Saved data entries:
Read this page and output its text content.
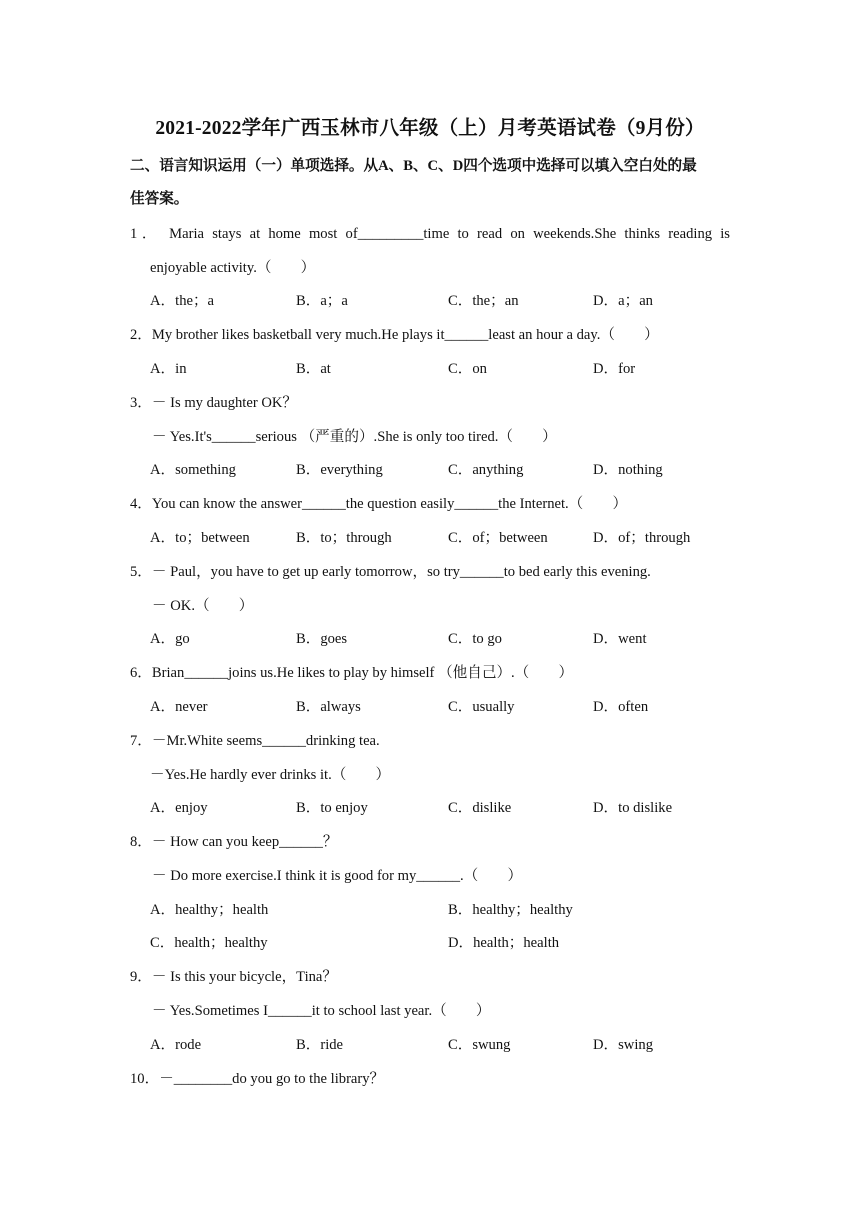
2021-2022学年广西玉林市八年级（上）月考英语试卷（9月份）
二、语言知识运用（一）单项选择。从A、B、C、D四个选项中选择可以填入空白处的最
佳答案。
1． Maria stays at home most of_________time to read on weekends.She thinks reading is
enjoyable activity.（　　）
A．the；a	B．a；a	C．the；an	D．a；an
2．My brother likes basketball very much.He plays it______least an hour a day.（　　）
A．in	B．at	C．on	D．for
3．－ Is my daughter OK？
－ Yes.It's______serious （严重的）.She is only too tired.（　　）
A．something	B．everything	C．anything	D．nothing
4．You can know the answer______the question easily______the Internet.（　　）
A．to；between	B．to；through	C．of；between	D．of；through
5．－ Paul，you have to get up early tomorrow，so try______to bed early this evening.
－ OK.（　　）
A．go	B．goes	C．to go	D．went
6．Brian______joins us.He likes to play by himself （他自己）.（　　）
A．never	B．always	C．usually	D．often
7．－Mr.White seems______drinking tea.
－Yes.He hardly ever drinks it.（　　）
A．enjoy	B．to enjoy	C．dislike	D．to dislike
8．－ How can you keep______？
－ Do more exercise.I think it is good for my______.（　　）
A．healthy；health	B．healthy；healthy
C．health；healthy	D．health；health
9．－ Is this your bicycle，Tina？
－ Yes.Sometimes I______it to school last year.（　　）
A．rode	B．ride	C．swung	D．swing
10．－________do you go to the library？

▶ Short problem:
All of the data above should be quoted exactly, except for the pictures.

▶ Answer:
Read this page and output its text content.
2021-2022学年广西玉林市八年级（上）月考英语试卷（9月份）
二、语言知识运用（一）单项选择。从A、B、C、D四个选项中选择可以填入空白处的最
佳答案。
1． Maria stays at home most of_________time to read on weekends.She thinks reading is
enjoyable activity.（　　）
A．the；a	B．a；a	C．the；an	D．a；an
2．My brother likes basketball very much.He plays it______least an hour a day.（　　）
A．in	B．at	C．on	D．for
3．－ Is my daughter OK？
－ Yes.It's______serious （严重的）.She is only too tired.（　　）
A．something	B．everything	C．anything	D．nothing
4．You can know the answer______the question easily______the Internet.（　　）
A．to；between	B．to；through	C．of；between	D．of；through
5．－ Paul，you have to get up early tomorrow，so try______to bed early this evening.
－ OK.（　　）
A．go	B．goes	C．to go	D．went
6．Brian______joins us.He likes to play by himself （他自己）.（　　）
A．never	B．always	C．usually	D．often
7．－Mr.White seems______drinking tea.
－Yes.He hardly ever drinks it.（　　）
A．enjoy	B．to enjoy	C．dislike	D．to dislike
8．－ How can you keep______？
－ Do more exercise.I think it is good for my______.（　　）
A．healthy；health	B．healthy；healthy
C．health；healthy	D．health；health
9．－ Is this your bicycle，Tina？
－ Yes.Sometimes I______it to school last year.（　　）
A．rode	B．ride	C．swung	D．swing
10．－________do you go to the library？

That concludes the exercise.